---------- RECORDS

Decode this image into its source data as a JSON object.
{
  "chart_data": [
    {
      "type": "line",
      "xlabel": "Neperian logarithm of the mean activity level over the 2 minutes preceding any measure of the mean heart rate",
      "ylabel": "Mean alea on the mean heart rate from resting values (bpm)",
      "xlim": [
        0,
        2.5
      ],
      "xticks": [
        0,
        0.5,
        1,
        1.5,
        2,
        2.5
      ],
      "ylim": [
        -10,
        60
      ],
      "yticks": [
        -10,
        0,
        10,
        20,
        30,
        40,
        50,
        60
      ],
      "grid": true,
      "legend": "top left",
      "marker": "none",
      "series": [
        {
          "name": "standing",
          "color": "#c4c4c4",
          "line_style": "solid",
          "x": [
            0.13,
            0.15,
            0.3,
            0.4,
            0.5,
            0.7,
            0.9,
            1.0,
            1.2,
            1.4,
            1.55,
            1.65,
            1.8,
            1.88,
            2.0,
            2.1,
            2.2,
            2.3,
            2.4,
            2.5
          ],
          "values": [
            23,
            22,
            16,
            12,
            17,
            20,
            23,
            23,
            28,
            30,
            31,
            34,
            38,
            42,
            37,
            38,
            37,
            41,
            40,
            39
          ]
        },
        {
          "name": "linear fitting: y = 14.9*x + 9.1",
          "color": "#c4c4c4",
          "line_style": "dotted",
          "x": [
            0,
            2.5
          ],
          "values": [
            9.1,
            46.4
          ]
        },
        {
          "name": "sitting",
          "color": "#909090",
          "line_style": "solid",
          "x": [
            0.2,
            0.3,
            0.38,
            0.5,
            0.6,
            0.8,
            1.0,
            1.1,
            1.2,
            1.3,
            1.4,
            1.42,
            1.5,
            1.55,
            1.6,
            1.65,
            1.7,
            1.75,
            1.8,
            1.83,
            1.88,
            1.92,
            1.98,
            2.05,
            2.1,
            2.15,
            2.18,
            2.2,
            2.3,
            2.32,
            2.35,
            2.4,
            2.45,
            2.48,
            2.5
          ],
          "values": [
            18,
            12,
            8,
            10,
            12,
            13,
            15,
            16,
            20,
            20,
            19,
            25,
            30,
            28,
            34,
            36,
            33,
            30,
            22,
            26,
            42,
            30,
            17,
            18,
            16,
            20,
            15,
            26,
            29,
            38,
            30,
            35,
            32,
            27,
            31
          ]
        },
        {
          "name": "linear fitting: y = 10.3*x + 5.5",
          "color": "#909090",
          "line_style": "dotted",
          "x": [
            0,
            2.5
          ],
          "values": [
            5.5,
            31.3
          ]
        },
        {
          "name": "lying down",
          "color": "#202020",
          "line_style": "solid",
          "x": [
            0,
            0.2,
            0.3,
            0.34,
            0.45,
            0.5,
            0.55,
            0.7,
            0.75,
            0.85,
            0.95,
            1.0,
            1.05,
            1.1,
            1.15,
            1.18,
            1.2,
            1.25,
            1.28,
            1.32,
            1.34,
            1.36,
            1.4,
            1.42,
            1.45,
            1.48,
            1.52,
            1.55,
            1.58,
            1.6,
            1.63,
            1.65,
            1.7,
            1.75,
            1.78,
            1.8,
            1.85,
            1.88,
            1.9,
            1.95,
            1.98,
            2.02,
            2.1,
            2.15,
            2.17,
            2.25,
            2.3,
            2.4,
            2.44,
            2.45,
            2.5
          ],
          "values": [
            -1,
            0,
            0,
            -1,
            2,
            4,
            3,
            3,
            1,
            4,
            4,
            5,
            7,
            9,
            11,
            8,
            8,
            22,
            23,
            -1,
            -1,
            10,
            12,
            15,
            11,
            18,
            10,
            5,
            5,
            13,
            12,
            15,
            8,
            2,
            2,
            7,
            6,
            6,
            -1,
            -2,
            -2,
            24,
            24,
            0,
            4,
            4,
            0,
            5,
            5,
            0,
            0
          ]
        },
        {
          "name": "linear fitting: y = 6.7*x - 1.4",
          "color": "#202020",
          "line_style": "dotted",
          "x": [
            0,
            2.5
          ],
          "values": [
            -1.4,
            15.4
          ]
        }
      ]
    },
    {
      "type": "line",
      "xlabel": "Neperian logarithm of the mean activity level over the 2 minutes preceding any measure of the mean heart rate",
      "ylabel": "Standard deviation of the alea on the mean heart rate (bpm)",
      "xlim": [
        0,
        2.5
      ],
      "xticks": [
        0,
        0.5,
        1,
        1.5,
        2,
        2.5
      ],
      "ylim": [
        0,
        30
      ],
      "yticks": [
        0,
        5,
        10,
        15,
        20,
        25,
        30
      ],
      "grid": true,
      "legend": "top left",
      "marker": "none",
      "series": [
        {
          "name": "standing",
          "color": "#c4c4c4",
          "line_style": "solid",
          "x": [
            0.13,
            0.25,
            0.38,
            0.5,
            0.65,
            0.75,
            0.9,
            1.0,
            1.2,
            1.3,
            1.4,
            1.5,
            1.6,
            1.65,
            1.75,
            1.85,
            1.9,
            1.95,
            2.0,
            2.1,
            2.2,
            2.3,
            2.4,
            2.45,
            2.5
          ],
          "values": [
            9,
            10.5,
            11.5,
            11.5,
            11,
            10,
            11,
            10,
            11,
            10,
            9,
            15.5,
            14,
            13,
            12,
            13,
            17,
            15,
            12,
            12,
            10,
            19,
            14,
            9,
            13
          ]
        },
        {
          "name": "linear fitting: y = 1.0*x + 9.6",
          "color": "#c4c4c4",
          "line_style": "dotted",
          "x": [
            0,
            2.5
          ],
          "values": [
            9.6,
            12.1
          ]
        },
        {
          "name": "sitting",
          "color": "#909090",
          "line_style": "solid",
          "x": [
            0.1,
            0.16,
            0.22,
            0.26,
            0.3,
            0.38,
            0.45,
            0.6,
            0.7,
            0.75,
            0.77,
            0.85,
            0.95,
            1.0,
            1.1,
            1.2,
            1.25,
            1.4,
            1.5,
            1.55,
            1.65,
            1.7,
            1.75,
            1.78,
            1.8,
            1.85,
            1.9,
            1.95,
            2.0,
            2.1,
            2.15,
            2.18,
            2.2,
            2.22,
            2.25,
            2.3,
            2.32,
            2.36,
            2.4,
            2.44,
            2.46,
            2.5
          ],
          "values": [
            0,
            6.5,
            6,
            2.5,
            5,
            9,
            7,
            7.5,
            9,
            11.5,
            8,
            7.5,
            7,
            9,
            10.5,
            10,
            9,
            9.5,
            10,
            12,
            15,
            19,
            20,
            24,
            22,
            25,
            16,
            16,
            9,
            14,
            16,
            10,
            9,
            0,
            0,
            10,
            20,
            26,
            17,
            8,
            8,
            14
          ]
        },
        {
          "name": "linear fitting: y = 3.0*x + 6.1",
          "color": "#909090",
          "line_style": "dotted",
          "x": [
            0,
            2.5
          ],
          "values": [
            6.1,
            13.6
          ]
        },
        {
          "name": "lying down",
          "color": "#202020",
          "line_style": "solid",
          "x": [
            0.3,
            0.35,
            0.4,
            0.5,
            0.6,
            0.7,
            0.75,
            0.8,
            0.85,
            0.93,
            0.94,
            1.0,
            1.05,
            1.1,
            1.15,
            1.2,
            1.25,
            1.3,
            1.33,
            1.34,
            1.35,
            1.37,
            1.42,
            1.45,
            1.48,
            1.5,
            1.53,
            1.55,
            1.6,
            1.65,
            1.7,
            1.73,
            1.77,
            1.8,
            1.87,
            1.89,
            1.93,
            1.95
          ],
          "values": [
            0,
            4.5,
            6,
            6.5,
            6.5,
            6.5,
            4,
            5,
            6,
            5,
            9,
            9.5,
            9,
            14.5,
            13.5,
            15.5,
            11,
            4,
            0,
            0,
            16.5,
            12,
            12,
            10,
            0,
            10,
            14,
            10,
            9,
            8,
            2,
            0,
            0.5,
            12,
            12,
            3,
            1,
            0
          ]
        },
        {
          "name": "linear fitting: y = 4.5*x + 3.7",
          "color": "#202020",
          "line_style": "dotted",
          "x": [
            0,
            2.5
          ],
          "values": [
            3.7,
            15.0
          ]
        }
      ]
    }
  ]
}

--------------------

WORK TO BE COMPLETED:
Of the lines in the material, how many contain the word "alea"? Reply with the number and nothing else.

FULL RESPONSE:
2